### Task directions
Scan the entries below for the word "communes". Copy each line that has it.

A run of records:
________________

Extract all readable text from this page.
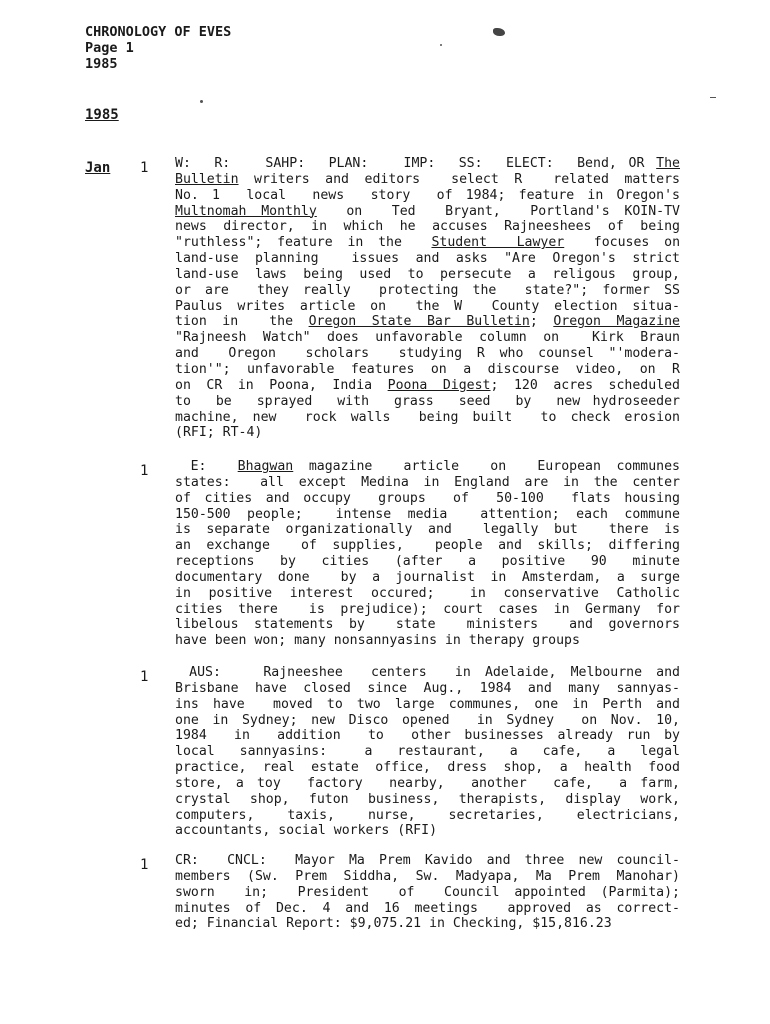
CHRONOLOGY OF EVES
Page 1
1985
1985
Jan 1 W:  R:   SAHP:  PLAN:   IMP:  SS:  ELECT:  Bend, OR The
Bulletin writers and editors  select R  related matters
No. 1  local  news  story  of 1984; feature in Oregon's
Multnomah Monthly  on  Ted  Bryant,  Portland's KOIN-TV
news director, in which he accuses Rajneeshees of being
"ruthless"; feature in the  Student  Lawyer  focuses on
land-use planning  issues and asks "Are Oregon's strict
land-use laws being used to persecute a religous group,
or are  they really  protecting the  state?"; former SS
Paulus writes article on  the W  County election situa-
tion in  the Oregon State Bar Bulletin; Oregon Magazine
"Rajneesh Watch" does unfavorable column on  Kirk Braun
and  Oregon  scholars  studying R who counsel "'modera-
tion'"; unfavorable features on a discourse video, on R
on CR in Poona, India Poona Digest; 120 acres scheduled
to  be  sprayed  with  grass  seed  by  new hydroseeder
machine, new  rock walls  being built  to check erosion
(RFI; RT-4)
1 E:  Bhagwan magazine  article  on  European communes
states:  all except Medina in England are in the center
of cities and occupy  groups  of  50-100  flats housing
150-500 people;  intense media  attention; each commune
is separate organizationally and  legally but  there is
an exchange  of supplies,  people and skills; differing
receptions  by  cities  (after  a  positive  90  minute
documentary done  by a journalist in Amsterdam, a surge
in positive interest occured;  in conservative Catholic
cities there  is prejudice); court cases in Germany for
libelous statements by  state  ministers  and governors
have been won; many nonsannyasins in therapy groups
1 AUS:   Rajneeshee  centers  in Adelaide, Melbourne and
Brisbane have closed since Aug., 1984 and many sannyas-
ins have  moved to two large communes, one in Perth and
one in Sydney; new Disco opened  in Sydney  on Nov. 10,
1984  in  addition  to  other businesses already run by
local  sannyasins:   a  restaurant,  a  cafe,  a  legal
practice, real estate office, dress shop, a health food
store, a toy  factory  nearby,  another  cafe,  a farm,
crystal shop, futon business, therapists, display work,
computers,  taxis,  nurse,  secretaries,  electricians,
accountants, social workers (RFI)
1 CR:  CNCL:  Mayor Ma Prem Kavido and three new council-
members (Sw. Prem Siddha, Sw. Madyapa, Ma Prem Manohar)
sworn  in;  President  of  Council appointed (Parmita);
minutes of Dec. 4 and 16 meetings  approved as correct-
ed; Financial Report: $9,075.21 in Checking, $15,816.23
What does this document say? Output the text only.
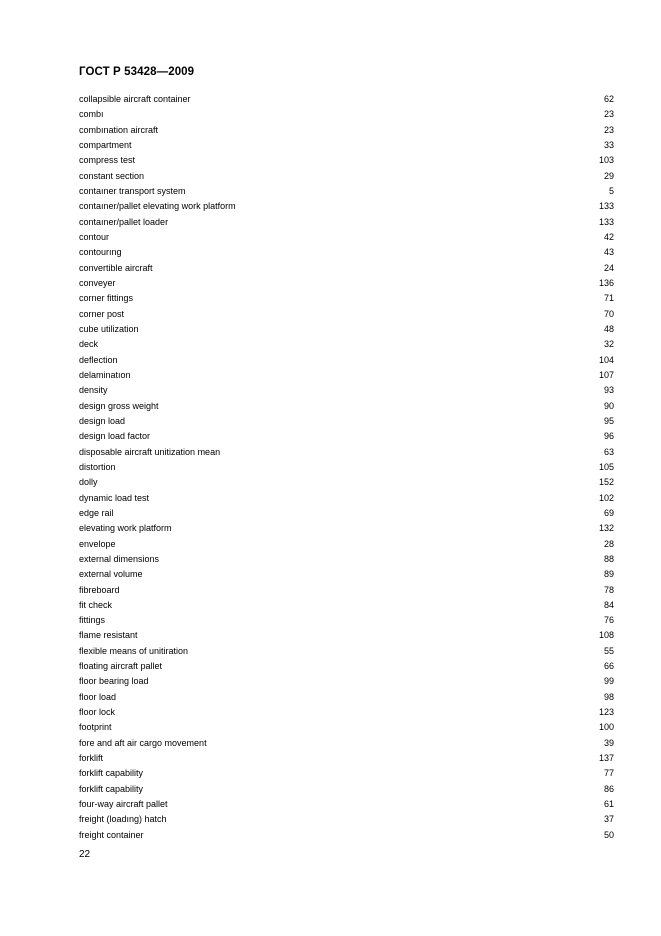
ГОСТ Р 53428—2009
collapsible aircraft container	62
combı	23
combınation aircraft	23
compartment	33
compress test	103
constant section	29
contaıner transport system	5
contaıner/pallet elevating work platform	133
contaıner/pallet loader	133
contour	42
contourıng	43
convertible aircraft	24
conveyer	136
corner fittings	71
corner post	70
cube utilization	48
deck	32
deflection	104
delaminatıon	107
density	93
design gross weight	90
design load	95
design load factor	96
disposable aircraft unitization mean	63
distortion	105
dolly	152
dynamic load test	102
edge rail	69
elevating work platform	132
envelope	28
external dimensions	88
external volume	89
fibreboard	78
fit check	84
fittings	76
flame resistant	108
flexible means of unitiration	55
floating aircraft pallet	66
floor bearing load	99
floor load	98
floor lock	123
footprint	100
fore and aft air cargo movement	39
forklift	137
forklift capability	77
forklift capability	86
four-way aircraft pallet	61
freight (loadıng) hatch	37
freight container	50
22
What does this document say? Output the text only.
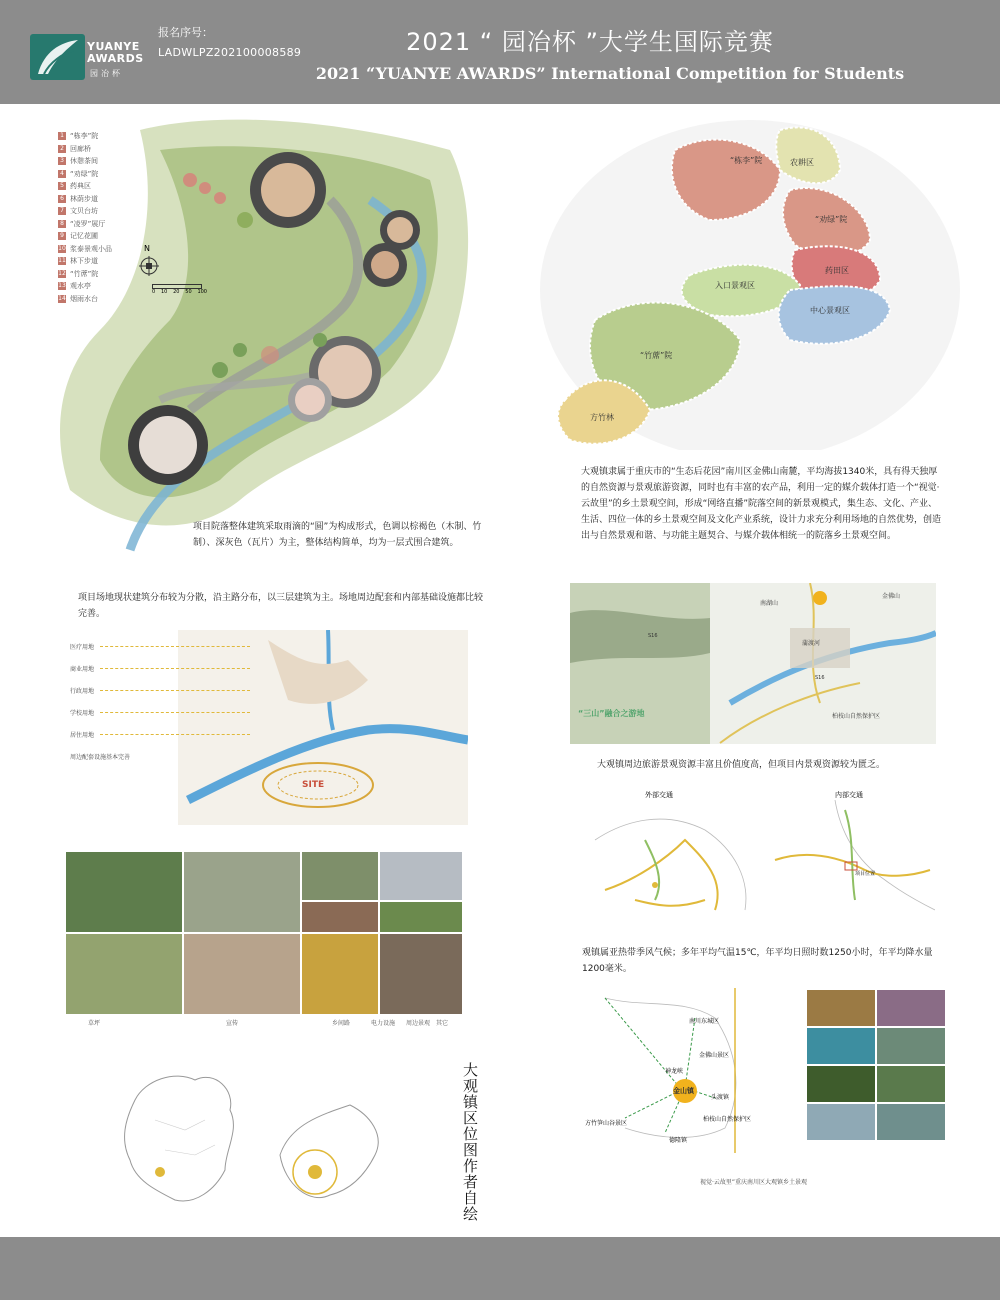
YUANYE AWARDS
园冶杯
报名序号：
LADWLPZ202100008589	2021 “ 园冶杯 ”大学生国际竞赛
2021 “YUANYE AWARDS” International Competition for Students
N
0 10 20 50 100
1 “栋李”院
2 回廊桥
3 休憩茶间
4 “劝绿”院
5 药典区
6 林荫步道
7 文贝台坊
8 “凌罗”展厅
9 记忆花圃
10 浆泰景观小品
11 林下步道
12 “竹蓆”院
13 观水亭
14 烟雨水台
项目院落整体建筑采取雨滴的“圆”为构成形式，色调以棕褐色（木制、竹制）、深灰色（瓦片）为主，整体结构简单，均为一层式围合建筑。
“栋李”院	农耕区
“劝绿”院
药田区
入口景观区
中心景观区
“竹蓆”院
方竹林
大观镇隶属于重庆市的“生态后花园”南川区金佛山南麓，平均海拔1340米，具有得天独厚的自然资源与景观旅游资源，同时也有丰富的农产品，利用一定的媒介载体打造一个“视觉·云故里”的乡土景观空间，形成“网络直播”院落空间的新景观模式，集生态、文化、产业、生活、四位一体的乡土景观空间及文化产业系统，设计力求充分利用场地的自然优势，创造出与自然景观和谐、与功能主题契合、与媒介载体相统一的院落乡土景观空间。
项目场地现状建筑分布较为分散，沿主路分布，以三层建筑为主。场地周边配套和内部基础设施都比较完善。
SITE
医疗用地
商业用地
行政用地
学校用地
居住用地
周边配套设施基本完善
南湖山
金佛山
蒲渡河
柏枝山自然保护区
S16
S16
“三山”融合之游地
大观镇周边旅游景观资源丰富且价值度高，但项目内景观资源较为匮乏。
外部交通	内部交通
项目位置
观镇属亚热带季风气候；多年平均气温15℃，年平均日照时数1250小时，年平均降水量1200毫米。
金山镇
南川东城区
金佛山景区
头渡镇
柏枝山自然保护区
方竹笋山谷景区
神龙峡
德隆镇
视觉·云故里”重庆南川区大观镇乡土景观
草坪	宣传	乡间路	电力设施 周边景观 其它
大观镇区位图作者自绘
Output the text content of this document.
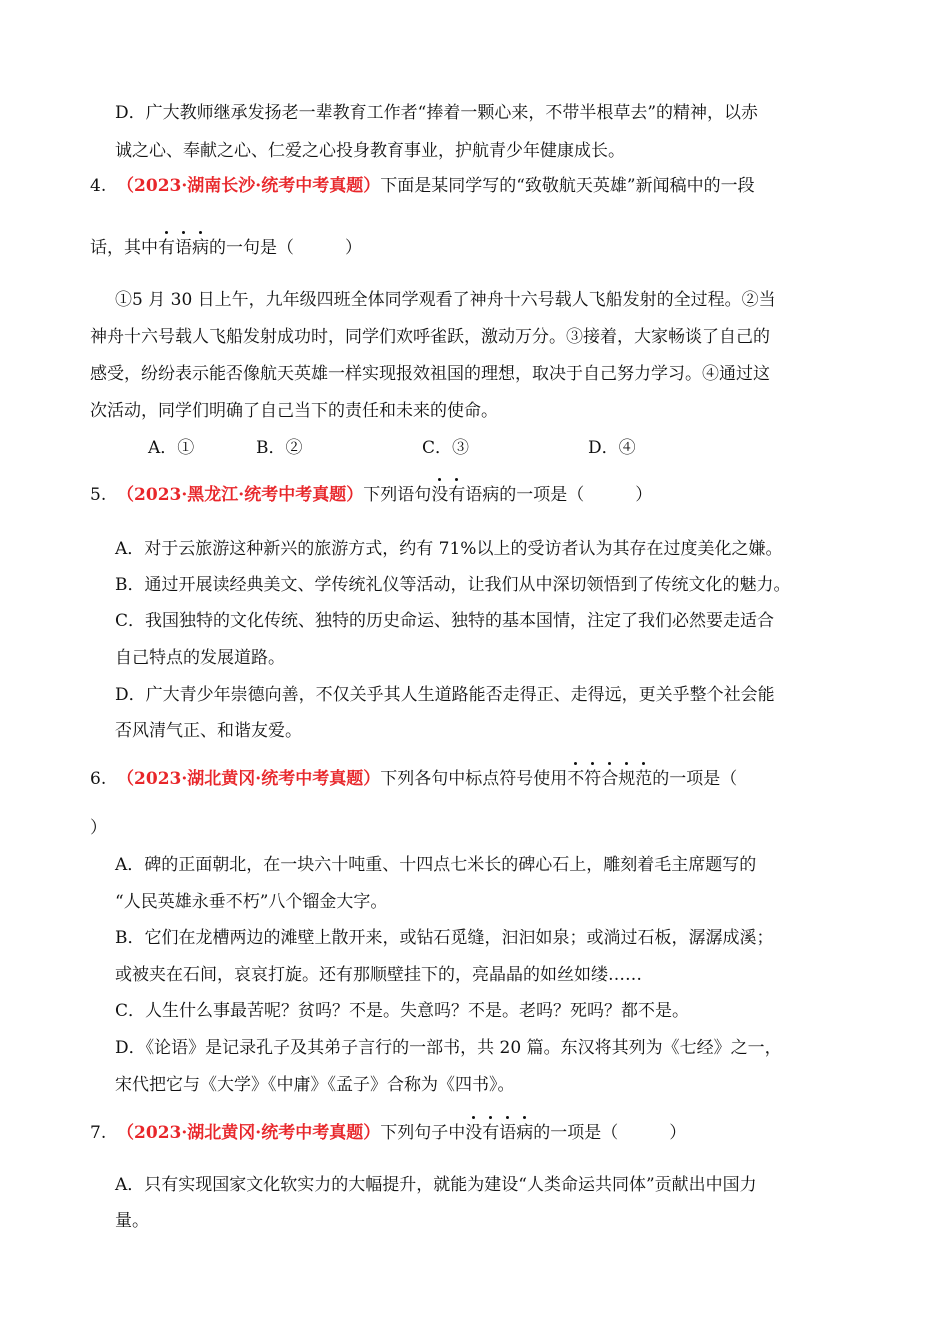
D．广大教师继承发扬老一辈教育工作者“捧着一颗心来，不带半根草去”的精神，以赤
诚之心、奉献之心、仁爱之心投身教育事业，护航青少年健康成长。
4. （2023·湖南长沙·统考中考真题）下面是某同学写的“致敬航天英雄”新闻稿中的一段
话，其中有语病的一句是（　　　）
①5 月 30 日上午，九年级四班全体同学观看了神舟十六号载人飞船发射的全过程。②当
神舟十六号载人飞船发射成功时，同学们欢呼雀跃，激动万分。③接着，大家畅谈了自己的
感受，纷纷表示能否像航天英雄一样实现报效祖国的理想，取决于自己努力学习。④通过这
次活动，同学们明确了自己当下的责任和未来的使命。
A．①	B．②	C．③	D．④
5. （2023·黑龙江·统考中考真题）下列语句没有语病的一项是（　　　）
A．对于云旅游这种新兴的旅游方式，约有 71%以上的受访者认为其存在过度美化之嫌。
B．通过开展读经典美文、学传统礼仪等活动，让我们从中深切领悟到了传统文化的魅力。
C．我国独特的文化传统、独特的历史命运、独特的基本国情，注定了我们必然要走适合
自己特点的发展道路。
D．广大青少年崇德向善，不仅关乎其人生道路能否走得正、走得远，更关乎整个社会能
否风清气正、和谐友爱。
6. （2023·湖北黄冈·统考中考真题）下列各句中标点符号使用不符合规范的一项是（
）
A．碑的正面朝北，在一块六十吨重、十四点七米长的碑心石上，雕刻着毛主席题写的
“人民英雄永垂不朽”八个镏金大字。
B．它们在龙槽两边的滩壁上散开来，或钻石觅缝，汩汩如泉；或淌过石板，潺潺成溪；
或被夹在石间，哀哀打旋。还有那顺壁挂下的，亮晶晶的如丝如缕……
C．人生什么事最苦呢？贫吗？不是。失意吗？不是。老吗？死吗？都不是。
D．《论语》是记录孔子及其弟子言行的一部书，共 20 篇。东汉将其列为《七经》之一，
宋代把它与《大学》《中庸》《孟子》合称为《四书》。
7. （2023·湖北黄冈·统考中考真题）下列句子中没有语病的一项是（　　　）
A．只有实现国家文化软实力的大幅提升，就能为建设“人类命运共同体”贡献出中国力
量。
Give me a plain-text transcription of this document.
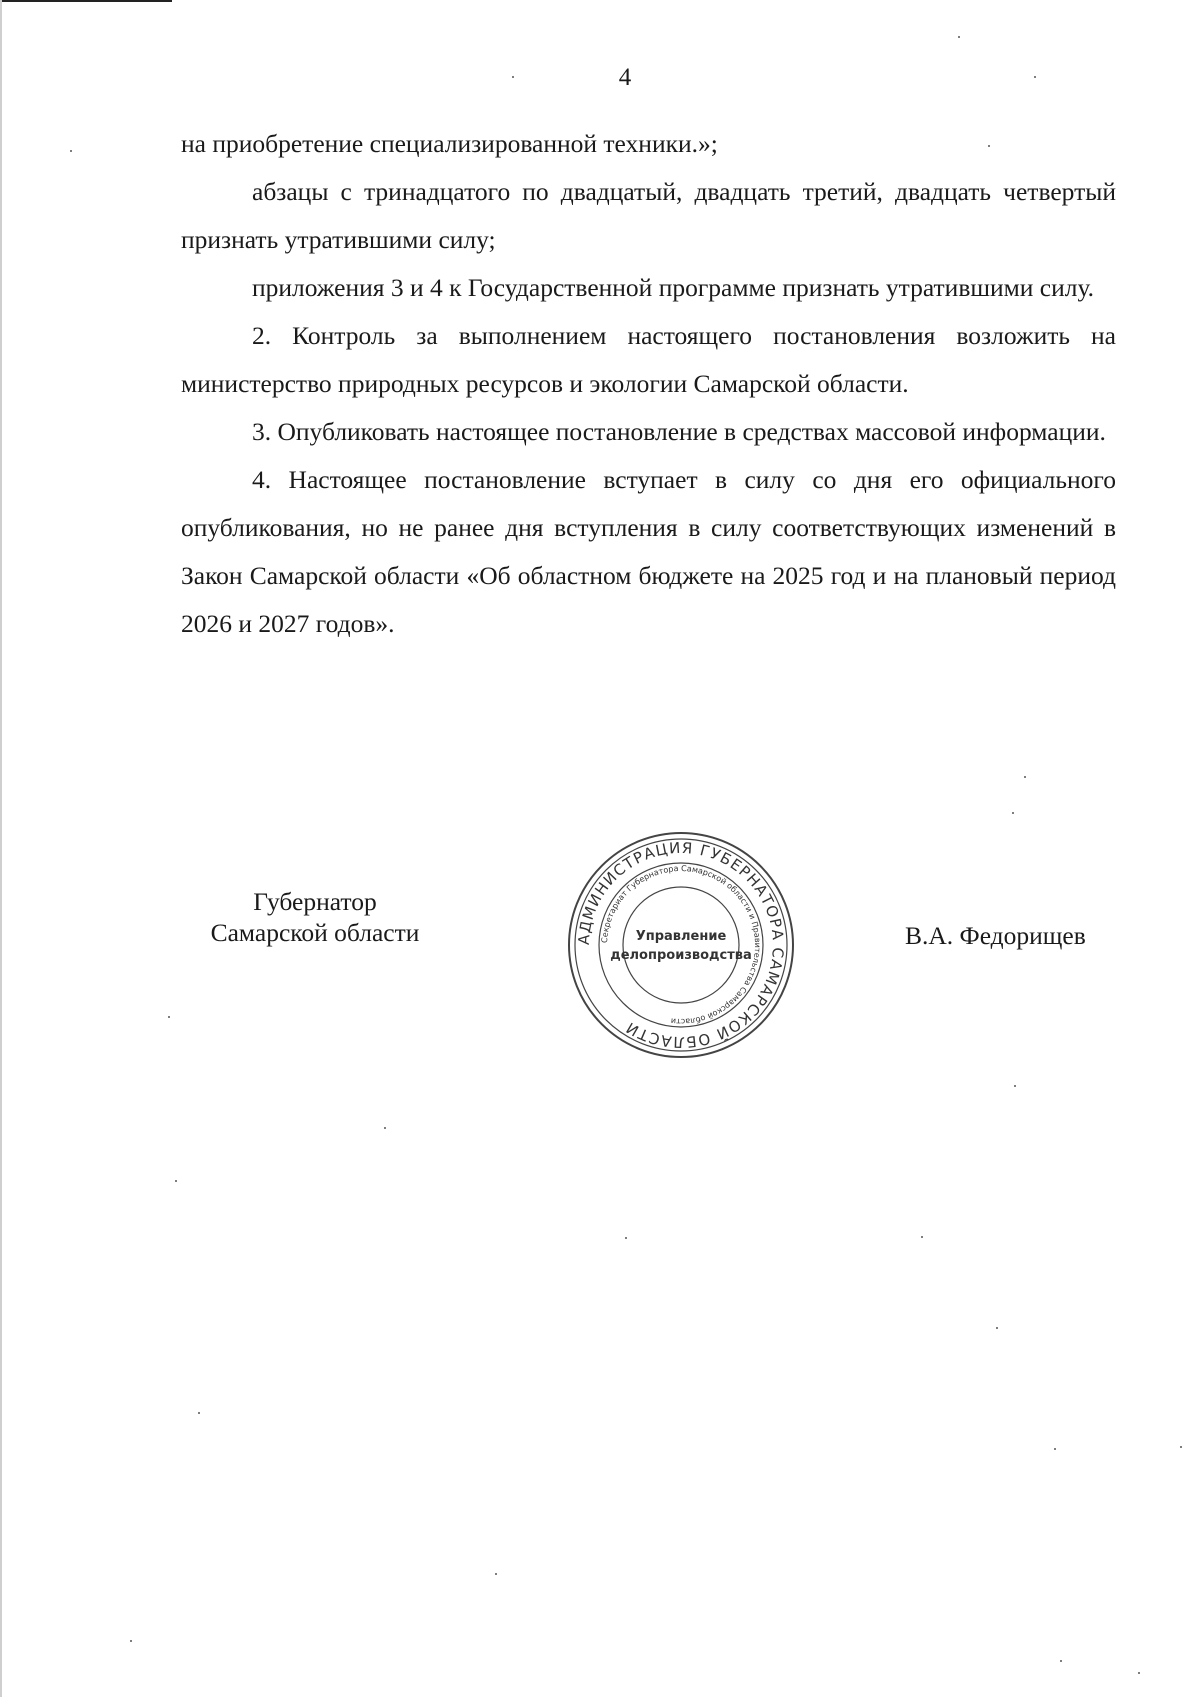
4

на приобретение специализированной техники.»;

абзацы с тринадцатого по двадцатый, двадцать третий, двадцать четвертый признать утратившими силу;

приложения 3 и 4 к Государственной программе признать утратившими силу.

2. Контроль за выполнением настоящего постановления возложить на министерство природных ресурсов и экологии Самарской области.

3. Опубликовать настоящее постановление в средствах массовой информации.

4. Настоящее постановление вступает в силу со дня его официального опубликования, но не ранее дня вступления в силу соответствующих изменений в Закон Самарской области «Об областном бюджете на 2025 год и на плановый период 2026 и 2027 годов».

Губернатор
Самарской области	В.А. Федорищев
АДМИНИСТРАЦИЯ ГУБЕРНАТОРА САМАРСКОЙ ОБЛАСТИ
Секретариат Губернатора Самарской области и Правительства Самарской области
Управление
делопроизводства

________________

### Problem solution
1 E:  Bhagwan magazine  article  on  European communes
ins have  moved to two large communes, one in Perth and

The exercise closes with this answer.